>>>

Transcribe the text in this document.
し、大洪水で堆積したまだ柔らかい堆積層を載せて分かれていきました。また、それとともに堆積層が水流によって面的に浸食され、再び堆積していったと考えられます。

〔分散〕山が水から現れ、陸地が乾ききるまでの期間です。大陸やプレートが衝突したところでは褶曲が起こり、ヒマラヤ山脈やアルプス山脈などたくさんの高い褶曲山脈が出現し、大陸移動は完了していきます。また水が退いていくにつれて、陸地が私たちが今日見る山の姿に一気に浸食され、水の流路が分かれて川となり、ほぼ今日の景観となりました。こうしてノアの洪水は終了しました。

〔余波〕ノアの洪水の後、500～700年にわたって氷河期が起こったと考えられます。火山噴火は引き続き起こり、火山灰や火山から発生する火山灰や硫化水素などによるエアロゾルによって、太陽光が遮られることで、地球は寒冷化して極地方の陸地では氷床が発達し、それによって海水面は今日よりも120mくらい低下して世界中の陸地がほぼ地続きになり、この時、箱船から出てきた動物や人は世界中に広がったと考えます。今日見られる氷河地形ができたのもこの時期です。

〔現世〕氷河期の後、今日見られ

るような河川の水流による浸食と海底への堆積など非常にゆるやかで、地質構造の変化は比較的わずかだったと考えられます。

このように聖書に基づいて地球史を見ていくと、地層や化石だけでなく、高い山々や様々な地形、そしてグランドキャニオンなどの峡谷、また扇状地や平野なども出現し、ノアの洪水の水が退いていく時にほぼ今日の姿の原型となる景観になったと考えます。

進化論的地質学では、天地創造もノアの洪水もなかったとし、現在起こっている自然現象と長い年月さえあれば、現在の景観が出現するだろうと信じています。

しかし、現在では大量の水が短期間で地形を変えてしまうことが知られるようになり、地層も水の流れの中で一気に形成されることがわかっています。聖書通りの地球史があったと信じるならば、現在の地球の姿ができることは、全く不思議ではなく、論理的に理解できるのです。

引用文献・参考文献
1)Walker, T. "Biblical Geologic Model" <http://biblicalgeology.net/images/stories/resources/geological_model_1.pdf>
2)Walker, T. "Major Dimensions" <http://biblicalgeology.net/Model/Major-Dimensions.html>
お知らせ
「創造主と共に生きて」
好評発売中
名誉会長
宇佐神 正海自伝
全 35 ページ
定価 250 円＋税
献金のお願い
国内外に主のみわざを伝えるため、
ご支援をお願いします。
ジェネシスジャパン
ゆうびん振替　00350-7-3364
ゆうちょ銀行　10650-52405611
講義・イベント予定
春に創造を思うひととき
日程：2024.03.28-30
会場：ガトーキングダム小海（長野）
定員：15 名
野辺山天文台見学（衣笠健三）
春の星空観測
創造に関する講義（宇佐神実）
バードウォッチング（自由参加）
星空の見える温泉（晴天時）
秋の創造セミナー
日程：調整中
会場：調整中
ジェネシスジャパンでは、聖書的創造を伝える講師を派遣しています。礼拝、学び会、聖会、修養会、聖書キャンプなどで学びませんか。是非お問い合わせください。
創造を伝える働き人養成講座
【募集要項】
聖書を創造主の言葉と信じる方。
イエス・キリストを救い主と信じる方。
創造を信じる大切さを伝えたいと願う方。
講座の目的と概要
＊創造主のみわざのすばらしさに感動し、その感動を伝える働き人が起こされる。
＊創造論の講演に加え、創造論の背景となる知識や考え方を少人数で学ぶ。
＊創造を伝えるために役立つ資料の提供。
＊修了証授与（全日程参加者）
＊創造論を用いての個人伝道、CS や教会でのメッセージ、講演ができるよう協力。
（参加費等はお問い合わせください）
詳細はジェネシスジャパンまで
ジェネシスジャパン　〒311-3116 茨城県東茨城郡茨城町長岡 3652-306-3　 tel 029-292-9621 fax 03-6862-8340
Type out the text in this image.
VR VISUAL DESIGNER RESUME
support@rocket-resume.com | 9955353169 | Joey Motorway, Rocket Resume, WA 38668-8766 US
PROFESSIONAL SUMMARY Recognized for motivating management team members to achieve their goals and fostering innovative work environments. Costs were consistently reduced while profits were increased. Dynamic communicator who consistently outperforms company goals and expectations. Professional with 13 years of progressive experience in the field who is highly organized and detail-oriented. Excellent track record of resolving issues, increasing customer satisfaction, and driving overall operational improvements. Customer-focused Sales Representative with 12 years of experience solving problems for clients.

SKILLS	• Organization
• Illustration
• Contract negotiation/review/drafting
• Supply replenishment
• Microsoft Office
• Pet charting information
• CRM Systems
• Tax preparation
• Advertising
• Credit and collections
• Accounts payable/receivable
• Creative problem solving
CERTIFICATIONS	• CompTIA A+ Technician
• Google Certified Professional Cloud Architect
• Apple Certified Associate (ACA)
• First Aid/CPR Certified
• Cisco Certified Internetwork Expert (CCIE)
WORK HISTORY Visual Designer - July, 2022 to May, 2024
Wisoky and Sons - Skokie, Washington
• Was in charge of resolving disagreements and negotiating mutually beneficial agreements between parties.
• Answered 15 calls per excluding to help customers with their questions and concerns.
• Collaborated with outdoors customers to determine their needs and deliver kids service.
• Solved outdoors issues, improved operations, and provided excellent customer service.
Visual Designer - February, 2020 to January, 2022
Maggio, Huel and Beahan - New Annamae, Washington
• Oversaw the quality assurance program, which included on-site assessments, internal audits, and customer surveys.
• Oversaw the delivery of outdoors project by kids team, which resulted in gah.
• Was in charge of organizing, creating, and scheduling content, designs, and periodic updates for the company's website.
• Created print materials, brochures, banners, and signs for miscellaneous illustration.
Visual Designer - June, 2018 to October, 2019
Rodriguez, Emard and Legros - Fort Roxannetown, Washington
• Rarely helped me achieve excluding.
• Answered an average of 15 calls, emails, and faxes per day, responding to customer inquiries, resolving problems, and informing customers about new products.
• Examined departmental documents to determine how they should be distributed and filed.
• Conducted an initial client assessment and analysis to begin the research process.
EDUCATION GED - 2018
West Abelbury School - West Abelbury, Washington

<<<

* [REQUIREMENT] Check every line of the data, and copy the ones that contain "excluding".

* [WRITTEN ANSWER]
• Answered 15 calls per excluding to help customers with their questions and concerns.
• Rarely helped me achieve excluding.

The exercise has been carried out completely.